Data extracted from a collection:
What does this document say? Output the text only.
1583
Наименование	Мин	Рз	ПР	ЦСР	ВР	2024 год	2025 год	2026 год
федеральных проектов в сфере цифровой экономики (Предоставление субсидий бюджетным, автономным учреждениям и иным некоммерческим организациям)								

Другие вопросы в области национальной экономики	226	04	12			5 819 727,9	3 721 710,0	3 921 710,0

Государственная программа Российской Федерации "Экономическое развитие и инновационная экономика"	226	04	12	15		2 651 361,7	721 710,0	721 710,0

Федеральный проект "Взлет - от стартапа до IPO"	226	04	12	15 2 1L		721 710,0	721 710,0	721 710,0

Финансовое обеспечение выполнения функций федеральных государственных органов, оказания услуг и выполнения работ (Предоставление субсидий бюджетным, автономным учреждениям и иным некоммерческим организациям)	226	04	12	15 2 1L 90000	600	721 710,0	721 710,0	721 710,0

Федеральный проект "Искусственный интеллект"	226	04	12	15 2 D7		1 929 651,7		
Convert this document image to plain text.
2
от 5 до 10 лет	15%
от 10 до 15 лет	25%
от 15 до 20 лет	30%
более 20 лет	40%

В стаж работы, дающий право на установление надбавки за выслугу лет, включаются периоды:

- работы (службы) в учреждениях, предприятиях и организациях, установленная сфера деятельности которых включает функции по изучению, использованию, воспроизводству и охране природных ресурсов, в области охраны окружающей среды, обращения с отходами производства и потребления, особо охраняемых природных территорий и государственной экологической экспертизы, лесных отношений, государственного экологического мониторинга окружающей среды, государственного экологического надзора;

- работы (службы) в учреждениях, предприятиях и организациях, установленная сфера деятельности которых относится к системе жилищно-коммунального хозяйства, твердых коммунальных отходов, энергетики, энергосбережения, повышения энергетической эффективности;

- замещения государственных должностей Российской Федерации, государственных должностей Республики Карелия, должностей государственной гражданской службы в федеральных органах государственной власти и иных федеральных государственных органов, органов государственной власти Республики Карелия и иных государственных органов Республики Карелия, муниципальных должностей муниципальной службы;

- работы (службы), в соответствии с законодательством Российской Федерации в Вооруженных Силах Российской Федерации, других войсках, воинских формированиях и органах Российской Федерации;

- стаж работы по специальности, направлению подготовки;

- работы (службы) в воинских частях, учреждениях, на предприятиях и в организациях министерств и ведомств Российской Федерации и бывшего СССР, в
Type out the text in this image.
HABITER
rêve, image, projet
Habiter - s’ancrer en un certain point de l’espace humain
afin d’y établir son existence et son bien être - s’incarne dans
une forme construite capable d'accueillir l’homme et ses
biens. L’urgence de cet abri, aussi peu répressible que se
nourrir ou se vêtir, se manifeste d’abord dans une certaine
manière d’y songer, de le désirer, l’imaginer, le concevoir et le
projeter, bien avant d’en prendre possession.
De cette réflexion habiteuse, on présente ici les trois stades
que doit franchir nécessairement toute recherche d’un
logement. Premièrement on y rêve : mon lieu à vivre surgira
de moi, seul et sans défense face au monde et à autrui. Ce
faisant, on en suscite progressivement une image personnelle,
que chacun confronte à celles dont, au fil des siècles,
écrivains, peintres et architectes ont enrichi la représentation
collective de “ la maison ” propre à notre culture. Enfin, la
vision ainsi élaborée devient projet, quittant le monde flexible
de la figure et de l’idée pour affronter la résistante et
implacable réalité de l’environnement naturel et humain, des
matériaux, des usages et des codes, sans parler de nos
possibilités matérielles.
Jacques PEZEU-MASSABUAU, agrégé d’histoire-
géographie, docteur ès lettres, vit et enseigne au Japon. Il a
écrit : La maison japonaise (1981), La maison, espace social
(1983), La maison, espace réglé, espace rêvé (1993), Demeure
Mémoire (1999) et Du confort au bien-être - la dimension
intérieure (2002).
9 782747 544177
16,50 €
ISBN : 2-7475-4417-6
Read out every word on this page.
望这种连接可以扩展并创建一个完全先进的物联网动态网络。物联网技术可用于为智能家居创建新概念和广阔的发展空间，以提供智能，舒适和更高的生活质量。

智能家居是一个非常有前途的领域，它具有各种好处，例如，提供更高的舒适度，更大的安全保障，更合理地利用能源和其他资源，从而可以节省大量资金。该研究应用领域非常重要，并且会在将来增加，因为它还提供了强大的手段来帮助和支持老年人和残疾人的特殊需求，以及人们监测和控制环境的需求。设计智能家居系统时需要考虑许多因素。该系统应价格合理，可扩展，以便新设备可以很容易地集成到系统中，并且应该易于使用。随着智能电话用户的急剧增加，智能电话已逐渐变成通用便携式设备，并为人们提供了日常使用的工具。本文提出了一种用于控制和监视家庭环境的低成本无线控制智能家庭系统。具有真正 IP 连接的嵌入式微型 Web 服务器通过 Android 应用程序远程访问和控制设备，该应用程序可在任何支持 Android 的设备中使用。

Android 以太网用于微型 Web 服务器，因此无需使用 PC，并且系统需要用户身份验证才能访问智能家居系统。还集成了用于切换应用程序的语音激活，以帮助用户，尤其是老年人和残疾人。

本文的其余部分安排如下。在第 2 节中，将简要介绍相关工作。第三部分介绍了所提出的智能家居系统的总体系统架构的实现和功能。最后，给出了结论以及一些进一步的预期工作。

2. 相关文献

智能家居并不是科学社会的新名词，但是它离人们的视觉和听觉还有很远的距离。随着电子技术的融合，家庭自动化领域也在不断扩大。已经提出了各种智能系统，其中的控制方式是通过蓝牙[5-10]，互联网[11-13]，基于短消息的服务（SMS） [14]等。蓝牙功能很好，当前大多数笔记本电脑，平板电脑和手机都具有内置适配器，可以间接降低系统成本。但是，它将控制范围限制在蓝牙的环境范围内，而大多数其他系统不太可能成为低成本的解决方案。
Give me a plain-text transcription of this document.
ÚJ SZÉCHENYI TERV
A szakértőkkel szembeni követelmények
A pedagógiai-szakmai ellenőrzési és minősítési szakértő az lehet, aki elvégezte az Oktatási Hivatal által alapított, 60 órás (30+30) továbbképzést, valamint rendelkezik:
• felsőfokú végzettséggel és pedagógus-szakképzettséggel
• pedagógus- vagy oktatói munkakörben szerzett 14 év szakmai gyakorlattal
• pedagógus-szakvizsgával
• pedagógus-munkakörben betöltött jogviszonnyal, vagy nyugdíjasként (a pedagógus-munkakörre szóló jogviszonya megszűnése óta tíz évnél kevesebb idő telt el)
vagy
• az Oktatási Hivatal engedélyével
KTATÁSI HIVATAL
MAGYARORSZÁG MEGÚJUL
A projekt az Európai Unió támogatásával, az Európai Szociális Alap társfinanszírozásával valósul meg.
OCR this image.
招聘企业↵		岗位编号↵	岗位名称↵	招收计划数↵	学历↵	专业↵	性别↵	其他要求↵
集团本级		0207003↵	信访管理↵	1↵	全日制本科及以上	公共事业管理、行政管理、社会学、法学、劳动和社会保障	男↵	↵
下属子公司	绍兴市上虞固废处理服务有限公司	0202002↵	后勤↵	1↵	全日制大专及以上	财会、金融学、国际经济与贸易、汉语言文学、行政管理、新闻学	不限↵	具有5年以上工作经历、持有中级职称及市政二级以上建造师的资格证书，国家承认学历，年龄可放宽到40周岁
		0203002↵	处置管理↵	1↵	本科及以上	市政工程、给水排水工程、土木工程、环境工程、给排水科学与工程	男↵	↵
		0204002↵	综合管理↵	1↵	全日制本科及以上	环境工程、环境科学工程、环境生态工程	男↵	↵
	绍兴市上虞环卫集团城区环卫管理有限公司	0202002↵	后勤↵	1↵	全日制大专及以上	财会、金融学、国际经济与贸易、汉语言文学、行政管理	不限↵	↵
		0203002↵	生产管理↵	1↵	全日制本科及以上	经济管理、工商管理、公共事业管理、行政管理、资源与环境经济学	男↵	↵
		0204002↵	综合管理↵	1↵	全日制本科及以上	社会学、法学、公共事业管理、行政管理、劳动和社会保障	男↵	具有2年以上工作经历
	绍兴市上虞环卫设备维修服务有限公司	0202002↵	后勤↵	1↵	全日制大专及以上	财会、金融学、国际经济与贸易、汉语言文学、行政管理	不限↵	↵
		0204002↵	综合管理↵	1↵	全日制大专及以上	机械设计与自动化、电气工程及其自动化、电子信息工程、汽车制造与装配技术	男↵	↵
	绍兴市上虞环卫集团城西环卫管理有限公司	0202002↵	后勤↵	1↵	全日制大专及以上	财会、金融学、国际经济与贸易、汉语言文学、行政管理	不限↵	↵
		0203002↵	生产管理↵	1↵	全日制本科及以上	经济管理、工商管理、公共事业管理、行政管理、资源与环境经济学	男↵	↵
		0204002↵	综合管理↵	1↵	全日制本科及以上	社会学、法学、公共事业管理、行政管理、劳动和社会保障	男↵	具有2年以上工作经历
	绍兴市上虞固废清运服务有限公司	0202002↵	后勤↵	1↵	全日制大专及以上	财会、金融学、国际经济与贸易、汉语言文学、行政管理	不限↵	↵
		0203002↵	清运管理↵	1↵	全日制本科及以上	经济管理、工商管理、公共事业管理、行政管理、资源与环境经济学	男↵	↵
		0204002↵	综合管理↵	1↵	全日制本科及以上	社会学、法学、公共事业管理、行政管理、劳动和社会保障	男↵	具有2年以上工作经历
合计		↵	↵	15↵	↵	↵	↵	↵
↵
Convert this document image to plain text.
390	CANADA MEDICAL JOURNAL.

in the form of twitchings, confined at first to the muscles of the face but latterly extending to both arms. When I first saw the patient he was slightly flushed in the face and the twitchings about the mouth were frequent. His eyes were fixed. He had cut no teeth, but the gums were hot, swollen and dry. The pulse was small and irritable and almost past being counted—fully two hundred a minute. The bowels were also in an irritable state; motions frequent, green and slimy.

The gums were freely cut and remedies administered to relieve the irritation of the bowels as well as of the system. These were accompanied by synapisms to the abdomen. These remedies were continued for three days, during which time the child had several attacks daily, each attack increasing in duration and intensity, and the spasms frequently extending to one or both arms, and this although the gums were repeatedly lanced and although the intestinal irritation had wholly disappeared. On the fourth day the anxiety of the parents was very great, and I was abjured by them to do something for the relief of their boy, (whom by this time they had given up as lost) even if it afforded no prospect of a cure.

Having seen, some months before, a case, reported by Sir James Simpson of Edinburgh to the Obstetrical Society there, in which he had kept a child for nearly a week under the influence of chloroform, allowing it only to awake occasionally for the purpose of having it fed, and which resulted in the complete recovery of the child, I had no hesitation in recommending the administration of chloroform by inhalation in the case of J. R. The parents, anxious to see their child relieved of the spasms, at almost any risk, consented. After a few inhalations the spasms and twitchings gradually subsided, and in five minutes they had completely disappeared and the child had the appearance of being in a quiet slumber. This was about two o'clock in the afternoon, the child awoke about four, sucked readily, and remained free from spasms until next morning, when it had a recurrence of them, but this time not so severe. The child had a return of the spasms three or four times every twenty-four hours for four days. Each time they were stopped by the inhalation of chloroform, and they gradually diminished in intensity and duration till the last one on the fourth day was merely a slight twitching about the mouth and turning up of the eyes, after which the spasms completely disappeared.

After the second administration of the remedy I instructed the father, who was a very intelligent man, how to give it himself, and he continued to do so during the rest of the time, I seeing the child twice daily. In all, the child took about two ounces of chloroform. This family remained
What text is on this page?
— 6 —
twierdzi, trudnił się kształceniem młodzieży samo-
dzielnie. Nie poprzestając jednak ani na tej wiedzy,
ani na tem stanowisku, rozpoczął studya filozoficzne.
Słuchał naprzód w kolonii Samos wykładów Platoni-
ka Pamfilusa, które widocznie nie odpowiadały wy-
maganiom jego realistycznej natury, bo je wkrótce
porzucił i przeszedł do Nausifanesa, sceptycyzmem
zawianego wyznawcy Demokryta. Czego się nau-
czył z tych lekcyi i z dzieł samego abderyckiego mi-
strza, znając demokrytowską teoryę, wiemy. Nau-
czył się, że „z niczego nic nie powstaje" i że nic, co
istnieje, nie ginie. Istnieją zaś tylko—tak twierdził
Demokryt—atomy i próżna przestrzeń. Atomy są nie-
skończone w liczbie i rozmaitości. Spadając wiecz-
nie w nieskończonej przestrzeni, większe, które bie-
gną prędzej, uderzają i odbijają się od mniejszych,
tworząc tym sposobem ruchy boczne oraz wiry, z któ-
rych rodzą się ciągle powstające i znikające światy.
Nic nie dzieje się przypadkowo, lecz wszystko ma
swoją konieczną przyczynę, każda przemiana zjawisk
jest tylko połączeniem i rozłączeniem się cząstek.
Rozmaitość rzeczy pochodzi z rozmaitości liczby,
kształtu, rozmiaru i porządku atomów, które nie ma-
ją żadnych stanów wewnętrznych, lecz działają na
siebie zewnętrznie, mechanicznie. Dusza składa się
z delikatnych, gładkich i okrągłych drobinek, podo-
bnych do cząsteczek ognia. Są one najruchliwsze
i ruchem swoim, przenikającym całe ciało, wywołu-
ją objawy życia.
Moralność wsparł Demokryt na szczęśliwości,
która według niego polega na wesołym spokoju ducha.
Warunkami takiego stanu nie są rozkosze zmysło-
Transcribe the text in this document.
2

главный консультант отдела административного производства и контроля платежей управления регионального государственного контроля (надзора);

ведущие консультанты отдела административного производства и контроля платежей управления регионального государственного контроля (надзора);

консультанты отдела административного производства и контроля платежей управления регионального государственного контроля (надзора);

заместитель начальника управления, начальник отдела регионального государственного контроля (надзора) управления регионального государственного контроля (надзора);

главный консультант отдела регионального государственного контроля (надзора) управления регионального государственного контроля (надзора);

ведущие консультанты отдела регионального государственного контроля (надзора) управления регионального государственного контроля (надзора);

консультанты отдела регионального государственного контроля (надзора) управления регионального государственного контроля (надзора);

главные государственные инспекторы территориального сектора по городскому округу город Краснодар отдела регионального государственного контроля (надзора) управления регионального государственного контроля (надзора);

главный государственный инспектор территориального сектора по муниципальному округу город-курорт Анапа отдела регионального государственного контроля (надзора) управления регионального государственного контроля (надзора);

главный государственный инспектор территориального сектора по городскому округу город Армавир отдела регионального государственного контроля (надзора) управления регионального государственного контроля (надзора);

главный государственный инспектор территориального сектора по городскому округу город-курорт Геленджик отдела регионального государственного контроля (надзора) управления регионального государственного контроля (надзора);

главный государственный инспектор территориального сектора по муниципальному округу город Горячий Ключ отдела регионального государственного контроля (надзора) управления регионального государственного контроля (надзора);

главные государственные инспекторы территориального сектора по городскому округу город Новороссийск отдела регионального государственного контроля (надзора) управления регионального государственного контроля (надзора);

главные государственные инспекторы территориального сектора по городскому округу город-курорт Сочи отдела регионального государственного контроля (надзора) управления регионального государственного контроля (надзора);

Your instructions: Consider the entries above and return each line with the string "page".

Answer for this exercise:
Read out every word on this page.
What text is on this page?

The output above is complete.